- What to work on
Say only how many lines contain the word "text".

- Stored data
__________________________________________________

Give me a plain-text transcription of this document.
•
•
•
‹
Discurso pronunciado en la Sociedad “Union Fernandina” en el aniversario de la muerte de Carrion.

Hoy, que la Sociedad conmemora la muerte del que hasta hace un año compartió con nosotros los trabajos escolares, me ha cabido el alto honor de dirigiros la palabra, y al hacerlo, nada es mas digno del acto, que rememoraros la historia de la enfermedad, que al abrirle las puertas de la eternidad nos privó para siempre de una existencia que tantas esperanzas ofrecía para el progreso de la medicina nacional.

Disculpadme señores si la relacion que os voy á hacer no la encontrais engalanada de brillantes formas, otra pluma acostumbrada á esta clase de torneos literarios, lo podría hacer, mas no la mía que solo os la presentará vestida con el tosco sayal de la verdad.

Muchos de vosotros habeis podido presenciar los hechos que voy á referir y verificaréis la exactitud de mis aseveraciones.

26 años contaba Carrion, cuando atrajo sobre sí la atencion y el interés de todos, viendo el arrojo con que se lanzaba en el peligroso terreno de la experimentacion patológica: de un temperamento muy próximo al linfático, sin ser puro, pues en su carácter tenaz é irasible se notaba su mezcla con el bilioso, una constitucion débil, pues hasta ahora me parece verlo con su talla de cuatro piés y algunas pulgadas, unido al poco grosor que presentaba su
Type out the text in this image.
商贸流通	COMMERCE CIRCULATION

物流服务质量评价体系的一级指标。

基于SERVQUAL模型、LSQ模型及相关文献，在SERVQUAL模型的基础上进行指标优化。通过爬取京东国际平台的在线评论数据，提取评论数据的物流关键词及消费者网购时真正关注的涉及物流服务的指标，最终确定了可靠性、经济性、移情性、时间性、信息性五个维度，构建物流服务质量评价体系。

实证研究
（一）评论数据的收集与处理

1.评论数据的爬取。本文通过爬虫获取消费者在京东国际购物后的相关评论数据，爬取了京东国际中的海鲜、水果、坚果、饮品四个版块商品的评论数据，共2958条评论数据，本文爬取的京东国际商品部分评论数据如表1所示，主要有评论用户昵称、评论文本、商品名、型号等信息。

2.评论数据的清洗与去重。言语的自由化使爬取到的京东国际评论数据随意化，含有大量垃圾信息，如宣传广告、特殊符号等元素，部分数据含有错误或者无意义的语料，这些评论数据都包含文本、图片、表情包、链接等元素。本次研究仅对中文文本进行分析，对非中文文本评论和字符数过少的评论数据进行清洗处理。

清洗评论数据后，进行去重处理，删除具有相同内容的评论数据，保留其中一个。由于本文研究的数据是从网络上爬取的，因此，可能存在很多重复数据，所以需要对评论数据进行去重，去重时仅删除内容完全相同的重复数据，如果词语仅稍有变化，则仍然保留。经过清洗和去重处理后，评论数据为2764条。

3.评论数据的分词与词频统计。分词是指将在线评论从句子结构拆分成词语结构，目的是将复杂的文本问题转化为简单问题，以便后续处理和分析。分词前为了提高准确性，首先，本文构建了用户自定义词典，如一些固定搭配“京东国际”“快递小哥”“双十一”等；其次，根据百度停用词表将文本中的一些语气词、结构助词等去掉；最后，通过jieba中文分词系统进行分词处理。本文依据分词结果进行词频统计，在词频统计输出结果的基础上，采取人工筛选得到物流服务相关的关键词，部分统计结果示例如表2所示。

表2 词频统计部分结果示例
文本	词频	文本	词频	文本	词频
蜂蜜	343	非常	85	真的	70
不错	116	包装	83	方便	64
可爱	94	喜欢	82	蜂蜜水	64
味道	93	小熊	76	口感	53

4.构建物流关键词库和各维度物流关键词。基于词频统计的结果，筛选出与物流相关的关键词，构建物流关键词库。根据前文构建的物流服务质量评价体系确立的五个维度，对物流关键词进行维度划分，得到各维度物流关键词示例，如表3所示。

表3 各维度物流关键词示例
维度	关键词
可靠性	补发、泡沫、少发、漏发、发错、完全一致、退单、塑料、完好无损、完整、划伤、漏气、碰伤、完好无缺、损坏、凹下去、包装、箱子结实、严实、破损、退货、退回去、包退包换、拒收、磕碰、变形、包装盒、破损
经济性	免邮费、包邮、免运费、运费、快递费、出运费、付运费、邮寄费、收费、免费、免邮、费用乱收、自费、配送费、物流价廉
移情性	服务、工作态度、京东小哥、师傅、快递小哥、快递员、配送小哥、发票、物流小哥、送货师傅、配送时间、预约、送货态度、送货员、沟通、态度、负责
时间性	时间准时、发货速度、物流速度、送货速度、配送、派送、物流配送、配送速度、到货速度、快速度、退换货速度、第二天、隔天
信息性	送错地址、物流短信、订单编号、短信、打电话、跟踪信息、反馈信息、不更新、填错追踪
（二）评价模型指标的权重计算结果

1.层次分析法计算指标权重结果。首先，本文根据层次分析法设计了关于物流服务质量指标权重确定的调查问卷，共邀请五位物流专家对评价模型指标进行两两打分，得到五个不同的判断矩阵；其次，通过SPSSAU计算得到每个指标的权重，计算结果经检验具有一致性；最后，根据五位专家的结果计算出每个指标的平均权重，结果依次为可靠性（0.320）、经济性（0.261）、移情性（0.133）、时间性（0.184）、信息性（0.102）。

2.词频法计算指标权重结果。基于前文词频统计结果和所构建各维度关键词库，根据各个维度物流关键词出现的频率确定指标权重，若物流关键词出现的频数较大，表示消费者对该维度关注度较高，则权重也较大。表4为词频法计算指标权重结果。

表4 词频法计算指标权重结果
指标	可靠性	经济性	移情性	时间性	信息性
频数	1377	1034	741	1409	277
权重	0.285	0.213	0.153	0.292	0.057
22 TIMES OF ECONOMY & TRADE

__________________________________________________

- Full output
2